Print the whole listing exactly.

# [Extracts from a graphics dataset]
──────

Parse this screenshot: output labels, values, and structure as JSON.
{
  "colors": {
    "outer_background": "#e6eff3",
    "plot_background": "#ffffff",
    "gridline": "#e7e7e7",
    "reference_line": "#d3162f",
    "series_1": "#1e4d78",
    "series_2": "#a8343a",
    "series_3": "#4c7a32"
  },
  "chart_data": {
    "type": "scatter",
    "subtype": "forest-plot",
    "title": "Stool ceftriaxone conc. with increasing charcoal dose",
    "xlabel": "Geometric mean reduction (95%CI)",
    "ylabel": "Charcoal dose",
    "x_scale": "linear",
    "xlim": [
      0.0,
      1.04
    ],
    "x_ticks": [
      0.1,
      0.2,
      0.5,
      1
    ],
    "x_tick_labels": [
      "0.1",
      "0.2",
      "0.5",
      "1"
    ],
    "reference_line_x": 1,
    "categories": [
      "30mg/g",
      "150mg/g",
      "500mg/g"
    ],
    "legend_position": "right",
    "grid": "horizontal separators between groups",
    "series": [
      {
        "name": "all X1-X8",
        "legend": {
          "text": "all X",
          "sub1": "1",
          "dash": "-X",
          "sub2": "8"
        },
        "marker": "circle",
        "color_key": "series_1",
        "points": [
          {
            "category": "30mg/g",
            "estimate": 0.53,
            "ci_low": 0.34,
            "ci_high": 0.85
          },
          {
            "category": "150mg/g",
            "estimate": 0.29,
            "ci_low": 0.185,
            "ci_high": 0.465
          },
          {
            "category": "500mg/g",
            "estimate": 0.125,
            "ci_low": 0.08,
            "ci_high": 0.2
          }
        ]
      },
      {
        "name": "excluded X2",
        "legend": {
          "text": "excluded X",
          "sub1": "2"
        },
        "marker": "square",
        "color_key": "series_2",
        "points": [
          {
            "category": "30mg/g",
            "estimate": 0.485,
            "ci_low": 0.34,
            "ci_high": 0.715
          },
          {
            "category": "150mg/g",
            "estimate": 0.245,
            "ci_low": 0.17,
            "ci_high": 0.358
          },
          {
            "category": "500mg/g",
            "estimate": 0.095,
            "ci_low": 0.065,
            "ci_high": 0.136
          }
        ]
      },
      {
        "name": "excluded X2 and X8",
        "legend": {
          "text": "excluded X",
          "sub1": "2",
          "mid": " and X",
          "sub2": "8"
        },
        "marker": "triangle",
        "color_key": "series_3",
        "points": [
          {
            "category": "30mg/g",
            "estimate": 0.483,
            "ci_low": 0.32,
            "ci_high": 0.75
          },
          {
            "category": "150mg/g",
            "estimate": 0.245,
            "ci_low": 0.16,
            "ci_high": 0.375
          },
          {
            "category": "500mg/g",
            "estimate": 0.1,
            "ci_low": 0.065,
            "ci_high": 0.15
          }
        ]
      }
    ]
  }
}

──────

# [RESPONSE TO THE EXERCISE]
Parse this screenshot: output labels, values, and structure as JSON.
{
  "colors": {
    "outer_background": "#e6eff3",
    "plot_background": "#ffffff",
    "gridline": "#e7e7e7",
    "reference_line": "#d3162f",
    "series_1": "#1e4d78",
    "series_2": "#a8343a",
    "series_3": "#4c7a32"
  },
  "chart_data": {
    "type": "scatter",
    "subtype": "forest-plot",
    "title": "Stool ceftriaxone conc. with increasing charcoal dose",
    "xlabel": "Geometric mean reduction (95%CI)",
    "ylabel": "Charcoal dose",
    "x_scale": "linear",
    "xlim": [
      0.0,
      1.04
    ],
    "x_ticks": [
      0.1,
      0.2,
      0.5,
      1
    ],
    "x_tick_labels": [
      "0.1",
      "0.2",
      "0.5",
      "1"
    ],
    "reference_line_x": 1,
    "categories": [
      "30mg/g",
      "150mg/g",
      "500mg/g"
    ],
    "legend_position": "right",
    "grid": "horizontal separators between groups",
    "series": [
      {
        "name": "all X1-X8",
        "legend": {
          "text": "all X",
          "sub1": "1",
          "dash": "-X",
          "sub2": "8"
        },
        "marker": "circle",
        "color_key": "series_1",
        "points": [
          {
            "category": "30mg/g",
            "estimate": 0.53,
            "ci_low": 0.34,
            "ci_high": 0.85
          },
          {
            "category": "150mg/g",
            "estimate": 0.29,
            "ci_low": 0.185,
            "ci_high": 0.465
          },
          {
            "category": "500mg/g",
            "estimate": 0.125,
            "ci_low": 0.08,
            "ci_high": 0.2
          }
        ]
      },
      {
        "name": "excluded X2",
        "legend": {
          "text": "excluded X",
          "sub1": "2"
        },
        "marker": "square",
        "color_key": "series_2",
        "points": [
          {
            "category": "30mg/g",
            "estimate": 0.485,
            "ci_low": 0.34,
            "ci_high": 0.715
          },
          {
            "category": "150mg/g",
            "estimate": 0.245,
            "ci_low": 0.17,
            "ci_high": 0.358
          },
          {
            "category": "500mg/g",
            "estimate": 0.095,
            "ci_low": 0.065,
            "ci_high": 0.136
          }
        ]
      },
      {
        "name": "excluded X2 and X8",
        "legend": {
          "text": "excluded X",
          "sub1": "2",
          "mid": " and X",
          "sub2": "8"
        },
        "marker": "triangle",
        "color_key": "series_3",
        "points": [
          {
            "category": "30mg/g",
            "estimate": 0.483,
            "ci_low": 0.32,
            "ci_high": 0.75
          },
          {
            "category": "150mg/g",
            "estimate": 0.245,
            "ci_low": 0.16,
            "ci_high": 0.375
          },
          {
            "category": "500mg/g",
            "estimate": 0.1,
            "ci_low": 0.065,
            "ci_high": 0.15
          }
        ]
      }
    ]
  }
}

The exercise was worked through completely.